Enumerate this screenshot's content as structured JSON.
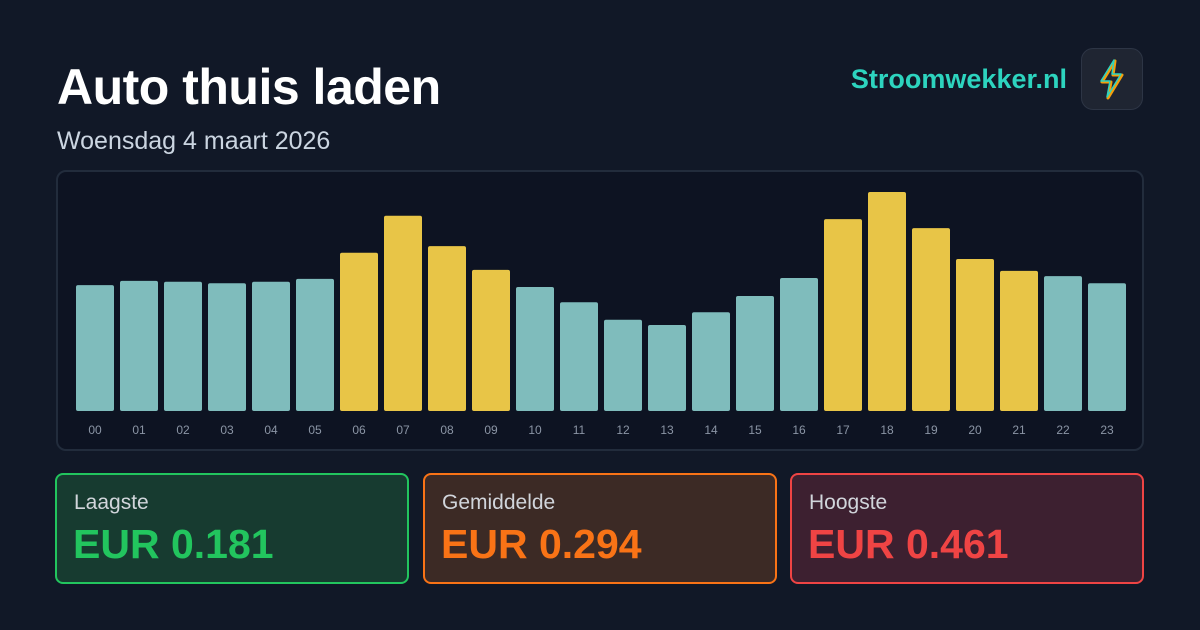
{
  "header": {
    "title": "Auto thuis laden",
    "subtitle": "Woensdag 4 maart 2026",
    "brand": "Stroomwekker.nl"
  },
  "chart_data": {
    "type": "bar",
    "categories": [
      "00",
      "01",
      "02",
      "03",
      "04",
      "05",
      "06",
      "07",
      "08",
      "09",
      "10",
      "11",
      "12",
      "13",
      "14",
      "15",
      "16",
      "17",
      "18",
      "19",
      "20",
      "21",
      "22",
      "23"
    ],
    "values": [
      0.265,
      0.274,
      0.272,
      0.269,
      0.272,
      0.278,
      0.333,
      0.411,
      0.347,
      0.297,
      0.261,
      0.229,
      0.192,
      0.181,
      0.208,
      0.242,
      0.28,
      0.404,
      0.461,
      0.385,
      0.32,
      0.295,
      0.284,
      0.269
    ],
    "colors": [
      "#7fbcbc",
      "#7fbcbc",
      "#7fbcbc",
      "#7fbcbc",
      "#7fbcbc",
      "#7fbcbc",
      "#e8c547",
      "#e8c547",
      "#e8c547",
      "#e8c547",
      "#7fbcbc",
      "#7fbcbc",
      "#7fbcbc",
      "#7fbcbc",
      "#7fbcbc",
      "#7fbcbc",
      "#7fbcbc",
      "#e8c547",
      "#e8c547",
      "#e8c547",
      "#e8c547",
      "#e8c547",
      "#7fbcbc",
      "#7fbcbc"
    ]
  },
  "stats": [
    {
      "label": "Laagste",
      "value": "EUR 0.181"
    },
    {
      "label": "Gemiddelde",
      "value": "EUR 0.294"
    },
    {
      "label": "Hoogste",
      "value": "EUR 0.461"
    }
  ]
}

################

Output every entry word for word, but omit the pictures.

Enumerate this screenshot's content as structured JSON.
{
  "header": {
    "title": "Auto thuis laden",
    "subtitle": "Woensdag 4 maart 2026",
    "brand": "Stroomwekker.nl"
  },
  "chart_data": {
    "type": "bar",
    "categories": [
      "00",
      "01",
      "02",
      "03",
      "04",
      "05",
      "06",
      "07",
      "08",
      "09",
      "10",
      "11",
      "12",
      "13",
      "14",
      "15",
      "16",
      "17",
      "18",
      "19",
      "20",
      "21",
      "22",
      "23"
    ],
    "values": [
      0.265,
      0.274,
      0.272,
      0.269,
      0.272,
      0.278,
      0.333,
      0.411,
      0.347,
      0.297,
      0.261,
      0.229,
      0.192,
      0.181,
      0.208,
      0.242,
      0.28,
      0.404,
      0.461,
      0.385,
      0.32,
      0.295,
      0.284,
      0.269
    ],
    "colors": [
      "#7fbcbc",
      "#7fbcbc",
      "#7fbcbc",
      "#7fbcbc",
      "#7fbcbc",
      "#7fbcbc",
      "#e8c547",
      "#e8c547",
      "#e8c547",
      "#e8c547",
      "#7fbcbc",
      "#7fbcbc",
      "#7fbcbc",
      "#7fbcbc",
      "#7fbcbc",
      "#7fbcbc",
      "#7fbcbc",
      "#e8c547",
      "#e8c547",
      "#e8c547",
      "#e8c547",
      "#e8c547",
      "#7fbcbc",
      "#7fbcbc"
    ]
  },
  "stats": [
    {
      "label": "Laagste",
      "value": "EUR 0.181"
    },
    {
      "label": "Gemiddelde",
      "value": "EUR 0.294"
    },
    {
      "label": "Hoogste",
      "value": "EUR 0.461"
    }
  ]
}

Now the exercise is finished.